_OBJECTIVE_
Locate the word "Reservoir" in the entries below, then gather every line that holds it.

Dataset entries
────────────────

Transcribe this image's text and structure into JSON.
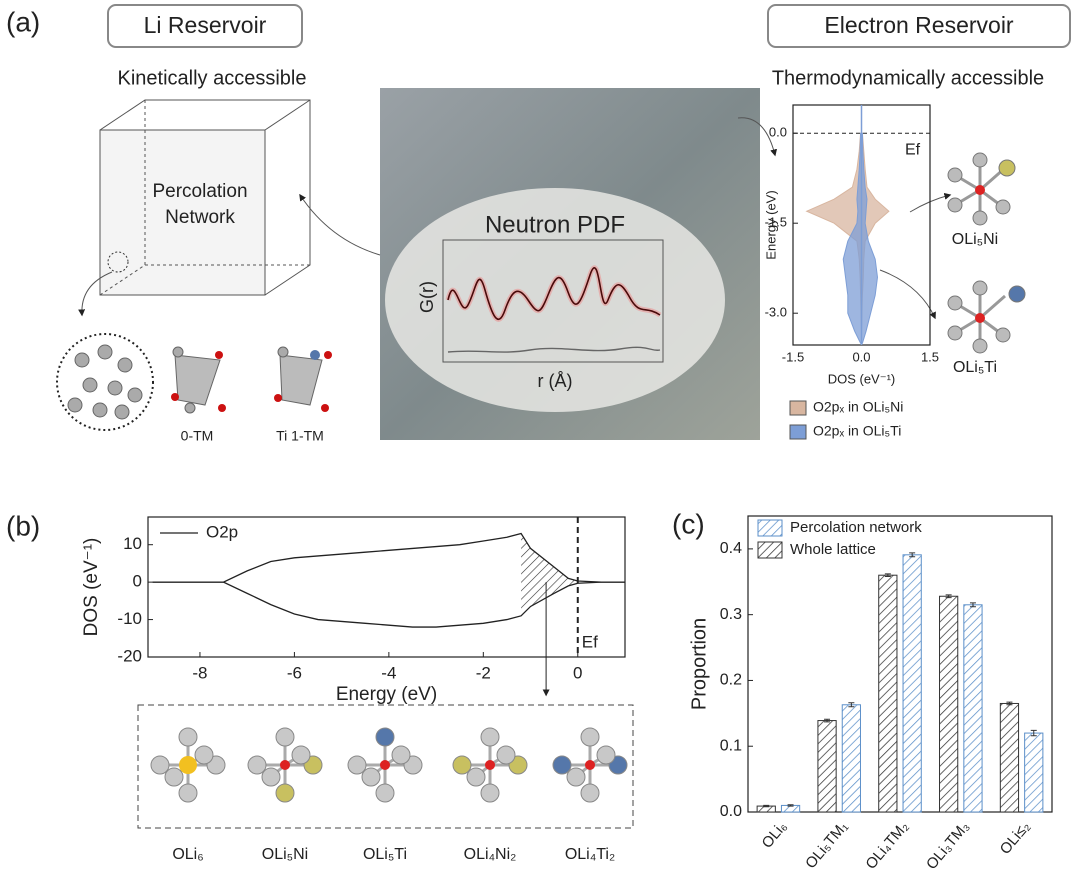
{
  "panel_a": {
    "label": "(a)",
    "li_reservoir": "Li Reservoir",
    "li_subtitle": "Kinetically accessible",
    "percolation": [
      "Percolation",
      "Network"
    ],
    "neutron_pdf": "Neutron PDF",
    "g_r": "G(r)",
    "r_axis": "r (Å)",
    "sites": [
      "0-TM",
      "Ti 1-TM"
    ],
    "electron_reservoir": "Electron Reservoir",
    "electron_subtitle": "Thermodynamically accessible",
    "clusters": [
      "OLi₅Ni",
      "OLi₅Ti"
    ]
  },
  "panel_b": {
    "label": "(b)",
    "structures": [
      "OLi₆",
      "OLi₅Ni",
      "OLi₅Ti",
      "OLi₄Ni₂",
      "OLi₄Ti₂"
    ]
  },
  "panel_c": {
    "label": "(c)"
  },
  "chart_data": [
    {
      "type": "area",
      "xlabel": "DOS (eV⁻¹)",
      "ylabel": "Energy (eV)",
      "annotation": "Ef",
      "xlim": [
        -1.5,
        1.5
      ],
      "xticks": [
        -1.5,
        {
          "value": 0,
          "label": "0.0"
        },
        1.5
      ],
      "ylim": [
        -3.53,
        0.47
      ],
      "yticks": [
        {
          "value": 0,
          "label": "0.0"
        },
        -1.5,
        {
          "value": -3,
          "label": "-3.0"
        }
      ],
      "energy": [
        0,
        -0.3,
        -0.6,
        -0.9,
        -1.1,
        -1.3,
        -1.5,
        -1.8,
        -2.1,
        -2.4,
        -2.7,
        -3.0,
        -3.3,
        -3.5
      ],
      "series": [
        {
          "name": "O2pₓ in OLi₅Ni",
          "color": "#d8b6a0",
          "values": [
            0.02,
            0.05,
            0.08,
            0.12,
            0.3,
            0.6,
            0.3,
            0.08,
            0.05,
            0.04,
            0.02,
            0.01,
            0,
            0
          ],
          "values_down": [
            -0.02,
            -0.05,
            -0.1,
            -0.2,
            -0.6,
            -1.2,
            -0.6,
            -0.1,
            -0.05,
            -0.03,
            -0.02,
            -0.01,
            0,
            0
          ]
        },
        {
          "name": "O2pₓ in OLi₅Ti",
          "color": "#7d9ed6",
          "values": [
            0.02,
            0.03,
            0.05,
            0.08,
            0.12,
            0.1,
            0.08,
            0.15,
            0.3,
            0.35,
            0.3,
            0.2,
            0.1,
            0.02
          ],
          "values_down": [
            -0.02,
            -0.03,
            -0.05,
            -0.08,
            -0.1,
            -0.08,
            -0.1,
            -0.3,
            -0.4,
            -0.35,
            -0.3,
            -0.3,
            -0.15,
            -0.02
          ]
        }
      ]
    },
    {
      "type": "line",
      "xlabel": "Energy (eV)",
      "ylabel": "DOS (eV⁻¹)",
      "annotation": "Ef",
      "xlim": [
        -9.1,
        1
      ],
      "xticks": [
        -8,
        -6,
        -4,
        -2,
        0
      ],
      "ylim": [
        -20,
        17.4
      ],
      "yticks": [
        -20,
        -10,
        0,
        10
      ],
      "x": [
        -9,
        -8,
        -7.5,
        -7,
        -6.5,
        -6,
        -5.5,
        -5,
        -4.5,
        -4,
        -3.5,
        -3,
        -2.5,
        -2,
        -1.5,
        -1.2,
        -1,
        -0.5,
        -0.2,
        0,
        0.5,
        1
      ],
      "series": [
        {
          "name": "O2p",
          "color": "#222222",
          "values": [
            0,
            0,
            0,
            3,
            5.5,
            6.5,
            7,
            7.5,
            8,
            8.5,
            9,
            9.5,
            10,
            11,
            12,
            13,
            9,
            4,
            1,
            0.3,
            0,
            0
          ],
          "values_down": [
            0,
            0,
            0,
            -3,
            -6,
            -8.5,
            -10,
            -10.5,
            -11,
            -11.5,
            -12,
            -12,
            -11.5,
            -11,
            -10,
            -9,
            -6.5,
            -3,
            -1,
            -0.3,
            0,
            0
          ]
        }
      ]
    },
    {
      "type": "bar",
      "ylabel": "Proportion",
      "categories": [
        "OLi₆",
        "OLi₅TM₁",
        "OLi₄TM₂",
        "OLi₃TM₃",
        "OLi≤₂"
      ],
      "ylim": [
        0,
        0.45
      ],
      "yticks": [
        {
          "value": 0,
          "label": "0.0"
        },
        0.1,
        0.2,
        0.3,
        0.4
      ],
      "series": [
        {
          "name": "Percolation network",
          "color": "#5b8fc9",
          "values": [
            0.01,
            0.163,
            0.391,
            0.315,
            0.12
          ],
          "errors": [
            0.001,
            0.003,
            0.003,
            0.003,
            0.004
          ]
        },
        {
          "name": "Whole lattice",
          "color": "#333333",
          "values": [
            0.009,
            0.139,
            0.36,
            0.328,
            0.165
          ],
          "errors": [
            0.001,
            0.002,
            0.002,
            0.002,
            0.002
          ]
        }
      ]
    }
  ]
}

────────────────

_RESPONSE_
    "li_reservoir": "Li Reservoir",
    "electron_reservoir": "Electron Reservoir",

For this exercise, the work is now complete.